Start of Supplied material
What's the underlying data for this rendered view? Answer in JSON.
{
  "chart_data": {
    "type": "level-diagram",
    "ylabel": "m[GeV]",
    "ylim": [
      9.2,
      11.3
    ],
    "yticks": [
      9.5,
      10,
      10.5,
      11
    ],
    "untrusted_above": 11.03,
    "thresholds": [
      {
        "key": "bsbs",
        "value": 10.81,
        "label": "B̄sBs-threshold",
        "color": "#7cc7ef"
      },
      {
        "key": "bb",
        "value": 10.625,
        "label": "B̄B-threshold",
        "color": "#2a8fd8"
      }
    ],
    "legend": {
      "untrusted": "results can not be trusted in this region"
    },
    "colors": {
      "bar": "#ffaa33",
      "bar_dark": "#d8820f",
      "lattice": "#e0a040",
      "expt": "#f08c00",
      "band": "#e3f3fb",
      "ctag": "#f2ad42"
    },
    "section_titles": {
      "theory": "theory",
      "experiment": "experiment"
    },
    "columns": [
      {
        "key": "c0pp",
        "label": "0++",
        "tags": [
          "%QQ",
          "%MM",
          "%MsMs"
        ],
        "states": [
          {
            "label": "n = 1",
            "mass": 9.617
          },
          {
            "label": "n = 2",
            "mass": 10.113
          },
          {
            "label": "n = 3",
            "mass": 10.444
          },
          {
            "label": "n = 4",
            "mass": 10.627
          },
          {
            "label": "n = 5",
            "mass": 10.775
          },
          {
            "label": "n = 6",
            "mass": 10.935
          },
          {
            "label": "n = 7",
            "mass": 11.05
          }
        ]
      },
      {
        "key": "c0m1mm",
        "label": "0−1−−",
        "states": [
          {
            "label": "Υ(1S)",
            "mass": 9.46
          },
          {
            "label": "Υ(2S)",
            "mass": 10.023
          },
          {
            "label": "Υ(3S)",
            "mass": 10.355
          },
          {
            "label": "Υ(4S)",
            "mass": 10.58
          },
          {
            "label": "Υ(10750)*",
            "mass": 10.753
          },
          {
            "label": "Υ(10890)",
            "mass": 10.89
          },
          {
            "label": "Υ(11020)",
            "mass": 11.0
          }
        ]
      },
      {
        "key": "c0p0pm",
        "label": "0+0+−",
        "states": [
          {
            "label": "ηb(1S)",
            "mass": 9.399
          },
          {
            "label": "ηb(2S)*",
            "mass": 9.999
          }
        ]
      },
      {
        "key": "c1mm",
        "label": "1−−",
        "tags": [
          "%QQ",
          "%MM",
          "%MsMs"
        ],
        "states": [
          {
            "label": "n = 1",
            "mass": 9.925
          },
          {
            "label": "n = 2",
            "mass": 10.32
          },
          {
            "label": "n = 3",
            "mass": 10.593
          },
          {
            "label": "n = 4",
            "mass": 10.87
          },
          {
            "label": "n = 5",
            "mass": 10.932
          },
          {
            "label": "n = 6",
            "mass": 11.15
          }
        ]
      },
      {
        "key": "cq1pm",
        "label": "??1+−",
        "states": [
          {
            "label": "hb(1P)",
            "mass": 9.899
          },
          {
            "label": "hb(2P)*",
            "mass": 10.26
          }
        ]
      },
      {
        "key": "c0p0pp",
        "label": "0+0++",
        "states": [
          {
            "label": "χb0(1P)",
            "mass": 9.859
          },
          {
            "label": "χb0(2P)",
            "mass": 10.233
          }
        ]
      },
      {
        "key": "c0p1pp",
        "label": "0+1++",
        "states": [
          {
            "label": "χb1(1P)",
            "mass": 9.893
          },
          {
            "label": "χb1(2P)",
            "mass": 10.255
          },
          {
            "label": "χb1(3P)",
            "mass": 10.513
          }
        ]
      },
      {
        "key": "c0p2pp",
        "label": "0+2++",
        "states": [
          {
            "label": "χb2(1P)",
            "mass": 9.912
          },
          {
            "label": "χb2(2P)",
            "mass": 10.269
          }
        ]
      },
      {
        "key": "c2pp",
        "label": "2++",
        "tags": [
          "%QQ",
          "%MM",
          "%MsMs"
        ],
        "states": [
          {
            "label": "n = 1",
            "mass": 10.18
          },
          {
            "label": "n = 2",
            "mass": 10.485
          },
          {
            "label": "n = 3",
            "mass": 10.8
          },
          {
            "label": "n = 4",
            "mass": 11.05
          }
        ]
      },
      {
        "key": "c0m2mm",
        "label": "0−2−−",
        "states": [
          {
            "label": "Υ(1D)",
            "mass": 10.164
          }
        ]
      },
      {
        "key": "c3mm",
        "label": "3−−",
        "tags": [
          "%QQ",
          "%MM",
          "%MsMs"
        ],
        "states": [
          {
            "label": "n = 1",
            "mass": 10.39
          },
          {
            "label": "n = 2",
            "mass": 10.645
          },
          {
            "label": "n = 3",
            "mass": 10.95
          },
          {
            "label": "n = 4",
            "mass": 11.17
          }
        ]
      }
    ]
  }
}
End of Supplied material
**What you are asked to do:** Output the entries exactly.

**Answer to this task:**
What's the underlying data for this rendered view? Answer in JSON.
{
  "chart_data": {
    "type": "level-diagram",
    "ylabel": "m[GeV]",
    "ylim": [
      9.2,
      11.3
    ],
    "yticks": [
      9.5,
      10,
      10.5,
      11
    ],
    "untrusted_above": 11.03,
    "thresholds": [
      {
        "key": "bsbs",
        "value": 10.81,
        "label": "B̄sBs-threshold",
        "color": "#7cc7ef"
      },
      {
        "key": "bb",
        "value": 10.625,
        "label": "B̄B-threshold",
        "color": "#2a8fd8"
      }
    ],
    "legend": {
      "untrusted": "results can not be trusted in this region"
    },
    "colors": {
      "bar": "#ffaa33",
      "bar_dark": "#d8820f",
      "lattice": "#e0a040",
      "expt": "#f08c00",
      "band": "#e3f3fb",
      "ctag": "#f2ad42"
    },
    "section_titles": {
      "theory": "theory",
      "experiment": "experiment"
    },
    "columns": [
      {
        "key": "c0pp",
        "label": "0++",
        "tags": [
          "%QQ",
          "%MM",
          "%MsMs"
        ],
        "states": [
          {
            "label": "n = 1",
            "mass": 9.617
          },
          {
            "label": "n = 2",
            "mass": 10.113
          },
          {
            "label": "n = 3",
            "mass": 10.444
          },
          {
            "label": "n = 4",
            "mass": 10.627
          },
          {
            "label": "n = 5",
            "mass": 10.775
          },
          {
            "label": "n = 6",
            "mass": 10.935
          },
          {
            "label": "n = 7",
            "mass": 11.05
          }
        ]
      },
      {
        "key": "c0m1mm",
        "label": "0−1−−",
        "states": [
          {
            "label": "Υ(1S)",
            "mass": 9.46
          },
          {
            "label": "Υ(2S)",
            "mass": 10.023
          },
          {
            "label": "Υ(3S)",
            "mass": 10.355
          },
          {
            "label": "Υ(4S)",
            "mass": 10.58
          },
          {
            "label": "Υ(10750)*",
            "mass": 10.753
          },
          {
            "label": "Υ(10890)",
            "mass": 10.89
          },
          {
            "label": "Υ(11020)",
            "mass": 11.0
          }
        ]
      },
      {
        "key": "c0p0pm",
        "label": "0+0+−",
        "states": [
          {
            "label": "ηb(1S)",
            "mass": 9.399
          },
          {
            "label": "ηb(2S)*",
            "mass": 9.999
          }
        ]
      },
      {
        "key": "c1mm",
        "label": "1−−",
        "tags": [
          "%QQ",
          "%MM",
          "%MsMs"
        ],
        "states": [
          {
            "label": "n = 1",
            "mass": 9.925
          },
          {
            "label": "n = 2",
            "mass": 10.32
          },
          {
            "label": "n = 3",
            "mass": 10.593
          },
          {
            "label": "n = 4",
            "mass": 10.87
          },
          {
            "label": "n = 5",
            "mass": 10.932
          },
          {
            "label": "n = 6",
            "mass": 11.15
          }
        ]
      },
      {
        "key": "cq1pm",
        "label": "??1+−",
        "states": [
          {
            "label": "hb(1P)",
            "mass": 9.899
          },
          {
            "label": "hb(2P)*",
            "mass": 10.26
          }
        ]
      },
      {
        "key": "c0p0pp",
        "label": "0+0++",
        "states": [
          {
            "label": "χb0(1P)",
            "mass": 9.859
          },
          {
            "label": "χb0(2P)",
            "mass": 10.233
          }
        ]
      },
      {
        "key": "c0p1pp",
        "label": "0+1++",
        "states": [
          {
            "label": "χb1(1P)",
            "mass": 9.893
          },
          {
            "label": "χb1(2P)",
            "mass": 10.255
          },
          {
            "label": "χb1(3P)",
            "mass": 10.513
          }
        ]
      },
      {
        "key": "c0p2pp",
        "label": "0+2++",
        "states": [
          {
            "label": "χb2(1P)",
            "mass": 9.912
          },
          {
            "label": "χb2(2P)",
            "mass": 10.269
          }
        ]
      },
      {
        "key": "c2pp",
        "label": "2++",
        "tags": [
          "%QQ",
          "%MM",
          "%MsMs"
        ],
        "states": [
          {
            "label": "n = 1",
            "mass": 10.18
          },
          {
            "label": "n = 2",
            "mass": 10.485
          },
          {
            "label": "n = 3",
            "mass": 10.8
          },
          {
            "label": "n = 4",
            "mass": 11.05
          }
        ]
      },
      {
        "key": "c0m2mm",
        "label": "0−2−−",
        "states": [
          {
            "label": "Υ(1D)",
            "mass": 10.164
          }
        ]
      },
      {
        "key": "c3mm",
        "label": "3−−",
        "tags": [
          "%QQ",
          "%MM",
          "%MsMs"
        ],
        "states": [
          {
            "label": "n = 1",
            "mass": 10.39
          },
          {
            "label": "n = 2",
            "mass": 10.645
          },
          {
            "label": "n = 3",
            "mass": 10.95
          },
          {
            "label": "n = 4",
            "mass": 11.17
          }
        ]
      }
    ]
  }
}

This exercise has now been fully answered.